REQUIREMENTS: State how many lines in these records contain the word "content", and nothing else.
-*-
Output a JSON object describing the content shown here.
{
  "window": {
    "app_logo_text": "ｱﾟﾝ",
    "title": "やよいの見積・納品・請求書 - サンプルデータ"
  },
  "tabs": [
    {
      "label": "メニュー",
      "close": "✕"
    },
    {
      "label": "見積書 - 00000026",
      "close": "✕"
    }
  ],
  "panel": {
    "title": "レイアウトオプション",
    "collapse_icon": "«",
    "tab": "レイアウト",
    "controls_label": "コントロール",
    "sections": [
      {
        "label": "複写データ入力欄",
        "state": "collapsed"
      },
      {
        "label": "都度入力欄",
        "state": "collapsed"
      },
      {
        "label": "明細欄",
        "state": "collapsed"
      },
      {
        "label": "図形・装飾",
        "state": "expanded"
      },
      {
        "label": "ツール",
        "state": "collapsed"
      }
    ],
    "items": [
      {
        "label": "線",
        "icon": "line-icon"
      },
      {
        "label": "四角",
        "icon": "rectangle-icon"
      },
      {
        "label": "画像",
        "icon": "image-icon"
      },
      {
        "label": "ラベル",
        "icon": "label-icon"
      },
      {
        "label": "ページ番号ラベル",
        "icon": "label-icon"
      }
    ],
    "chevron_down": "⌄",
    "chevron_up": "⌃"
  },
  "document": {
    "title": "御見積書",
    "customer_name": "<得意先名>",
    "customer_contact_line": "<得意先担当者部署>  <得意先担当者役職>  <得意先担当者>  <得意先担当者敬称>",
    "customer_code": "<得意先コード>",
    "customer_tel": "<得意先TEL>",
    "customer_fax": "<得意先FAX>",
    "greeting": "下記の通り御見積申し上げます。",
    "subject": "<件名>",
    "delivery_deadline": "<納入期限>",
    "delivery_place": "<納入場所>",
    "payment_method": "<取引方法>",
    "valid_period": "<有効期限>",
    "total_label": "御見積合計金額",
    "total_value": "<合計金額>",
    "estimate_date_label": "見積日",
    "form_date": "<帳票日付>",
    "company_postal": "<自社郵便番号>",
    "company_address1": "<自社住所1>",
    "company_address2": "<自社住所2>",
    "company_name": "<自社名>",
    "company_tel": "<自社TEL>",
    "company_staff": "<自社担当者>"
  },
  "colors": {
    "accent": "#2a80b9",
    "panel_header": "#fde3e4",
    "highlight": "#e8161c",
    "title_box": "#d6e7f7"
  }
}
-*-
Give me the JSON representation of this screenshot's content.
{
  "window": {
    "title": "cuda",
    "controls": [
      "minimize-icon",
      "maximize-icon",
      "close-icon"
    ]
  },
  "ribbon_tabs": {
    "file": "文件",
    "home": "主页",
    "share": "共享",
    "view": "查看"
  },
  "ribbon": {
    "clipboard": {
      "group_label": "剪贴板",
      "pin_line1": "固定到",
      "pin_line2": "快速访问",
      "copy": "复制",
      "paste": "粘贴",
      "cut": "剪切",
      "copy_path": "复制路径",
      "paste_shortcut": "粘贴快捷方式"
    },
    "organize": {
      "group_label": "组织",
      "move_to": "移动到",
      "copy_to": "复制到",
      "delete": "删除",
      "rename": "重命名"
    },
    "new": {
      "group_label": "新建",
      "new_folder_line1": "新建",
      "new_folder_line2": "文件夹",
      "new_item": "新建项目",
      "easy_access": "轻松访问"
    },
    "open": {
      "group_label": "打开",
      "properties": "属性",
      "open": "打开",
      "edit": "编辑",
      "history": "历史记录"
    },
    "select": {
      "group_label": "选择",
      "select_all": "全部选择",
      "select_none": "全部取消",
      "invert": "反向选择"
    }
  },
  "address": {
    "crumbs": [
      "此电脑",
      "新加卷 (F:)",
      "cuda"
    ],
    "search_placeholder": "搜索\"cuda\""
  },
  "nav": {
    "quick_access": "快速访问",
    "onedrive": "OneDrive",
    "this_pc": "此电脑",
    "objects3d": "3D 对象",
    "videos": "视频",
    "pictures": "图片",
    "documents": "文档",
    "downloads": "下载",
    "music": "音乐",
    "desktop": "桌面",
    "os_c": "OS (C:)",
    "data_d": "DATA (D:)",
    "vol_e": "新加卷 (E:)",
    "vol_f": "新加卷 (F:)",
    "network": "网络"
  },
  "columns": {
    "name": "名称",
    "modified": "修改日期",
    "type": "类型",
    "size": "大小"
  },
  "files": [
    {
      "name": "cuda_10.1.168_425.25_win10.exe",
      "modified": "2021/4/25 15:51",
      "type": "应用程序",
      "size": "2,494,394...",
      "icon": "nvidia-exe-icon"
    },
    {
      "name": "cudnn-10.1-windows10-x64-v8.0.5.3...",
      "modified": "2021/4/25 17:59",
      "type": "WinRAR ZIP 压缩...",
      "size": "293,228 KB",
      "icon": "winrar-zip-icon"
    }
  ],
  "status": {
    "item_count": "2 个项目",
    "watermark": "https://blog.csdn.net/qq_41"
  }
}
-*-
ANSWER FOR THE TASK: 2